§ Objective
Copy each entry as it stands, leaving nothing out.

§ Records for this exercise
=-=-=-=-=

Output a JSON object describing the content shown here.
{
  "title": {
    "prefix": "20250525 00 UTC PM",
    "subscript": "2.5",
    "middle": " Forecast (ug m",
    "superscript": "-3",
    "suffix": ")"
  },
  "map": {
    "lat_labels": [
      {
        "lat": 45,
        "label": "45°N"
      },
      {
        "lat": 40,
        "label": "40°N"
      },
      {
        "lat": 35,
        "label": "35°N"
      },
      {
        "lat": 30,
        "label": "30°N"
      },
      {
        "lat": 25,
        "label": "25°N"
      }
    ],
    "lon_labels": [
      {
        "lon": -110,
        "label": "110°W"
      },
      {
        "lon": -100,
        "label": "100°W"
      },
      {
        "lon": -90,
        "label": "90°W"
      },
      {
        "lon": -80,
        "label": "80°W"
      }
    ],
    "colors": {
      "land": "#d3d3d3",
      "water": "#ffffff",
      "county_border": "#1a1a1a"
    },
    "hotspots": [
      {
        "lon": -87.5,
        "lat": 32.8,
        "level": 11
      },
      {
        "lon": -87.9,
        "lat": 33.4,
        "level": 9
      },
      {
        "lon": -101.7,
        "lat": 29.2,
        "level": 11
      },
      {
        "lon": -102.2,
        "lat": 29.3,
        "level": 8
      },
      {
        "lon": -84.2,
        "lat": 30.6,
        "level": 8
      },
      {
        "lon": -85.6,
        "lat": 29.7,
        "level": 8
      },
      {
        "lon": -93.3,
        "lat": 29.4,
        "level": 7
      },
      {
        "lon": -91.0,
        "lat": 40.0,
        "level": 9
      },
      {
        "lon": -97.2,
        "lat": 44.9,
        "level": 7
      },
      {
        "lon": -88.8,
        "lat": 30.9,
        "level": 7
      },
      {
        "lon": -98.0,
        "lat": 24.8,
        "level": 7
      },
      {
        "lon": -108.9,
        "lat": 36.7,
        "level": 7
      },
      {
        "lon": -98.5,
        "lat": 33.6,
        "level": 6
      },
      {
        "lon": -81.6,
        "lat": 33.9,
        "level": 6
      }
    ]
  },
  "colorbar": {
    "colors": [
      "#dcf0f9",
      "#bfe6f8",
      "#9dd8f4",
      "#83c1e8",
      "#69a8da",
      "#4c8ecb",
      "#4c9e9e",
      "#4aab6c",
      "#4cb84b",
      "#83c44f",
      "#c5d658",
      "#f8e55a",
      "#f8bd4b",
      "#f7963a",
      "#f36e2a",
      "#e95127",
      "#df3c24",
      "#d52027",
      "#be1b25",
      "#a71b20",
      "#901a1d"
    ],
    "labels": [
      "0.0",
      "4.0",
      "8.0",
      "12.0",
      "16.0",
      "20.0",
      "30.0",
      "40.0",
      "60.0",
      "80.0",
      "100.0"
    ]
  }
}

=-=-=-=-=

§ Result
Output a JSON object describing the content shown here.
{
  "title": {
    "prefix": "20250525 00 UTC PM",
    "subscript": "2.5",
    "middle": " Forecast (ug m",
    "superscript": "-3",
    "suffix": ")"
  },
  "map": {
    "lat_labels": [
      {
        "lat": 45,
        "label": "45°N"
      },
      {
        "lat": 40,
        "label": "40°N"
      },
      {
        "lat": 35,
        "label": "35°N"
      },
      {
        "lat": 30,
        "label": "30°N"
      },
      {
        "lat": 25,
        "label": "25°N"
      }
    ],
    "lon_labels": [
      {
        "lon": -110,
        "label": "110°W"
      },
      {
        "lon": -100,
        "label": "100°W"
      },
      {
        "lon": -90,
        "label": "90°W"
      },
      {
        "lon": -80,
        "label": "80°W"
      }
    ],
    "colors": {
      "land": "#d3d3d3",
      "water": "#ffffff",
      "county_border": "#1a1a1a"
    },
    "hotspots": [
      {
        "lon": -87.5,
        "lat": 32.8,
        "level": 11
      },
      {
        "lon": -87.9,
        "lat": 33.4,
        "level": 9
      },
      {
        "lon": -101.7,
        "lat": 29.2,
        "level": 11
      },
      {
        "lon": -102.2,
        "lat": 29.3,
        "level": 8
      },
      {
        "lon": -84.2,
        "lat": 30.6,
        "level": 8
      },
      {
        "lon": -85.6,
        "lat": 29.7,
        "level": 8
      },
      {
        "lon": -93.3,
        "lat": 29.4,
        "level": 7
      },
      {
        "lon": -91.0,
        "lat": 40.0,
        "level": 9
      },
      {
        "lon": -97.2,
        "lat": 44.9,
        "level": 7
      },
      {
        "lon": -88.8,
        "lat": 30.9,
        "level": 7
      },
      {
        "lon": -98.0,
        "lat": 24.8,
        "level": 7
      },
      {
        "lon": -108.9,
        "lat": 36.7,
        "level": 7
      },
      {
        "lon": -98.5,
        "lat": 33.6,
        "level": 6
      },
      {
        "lon": -81.6,
        "lat": 33.9,
        "level": 6
      }
    ]
  },
  "colorbar": {
    "colors": [
      "#dcf0f9",
      "#bfe6f8",
      "#9dd8f4",
      "#83c1e8",
      "#69a8da",
      "#4c8ecb",
      "#4c9e9e",
      "#4aab6c",
      "#4cb84b",
      "#83c44f",
      "#c5d658",
      "#f8e55a",
      "#f8bd4b",
      "#f7963a",
      "#f36e2a",
      "#e95127",
      "#df3c24",
      "#d52027",
      "#be1b25",
      "#a71b20",
      "#901a1d"
    ],
    "labels": [
      "0.0",
      "4.0",
      "8.0",
      "12.0",
      "16.0",
      "20.0",
      "30.0",
      "40.0",
      "60.0",
      "80.0",
      "100.0"
    ]
  }
}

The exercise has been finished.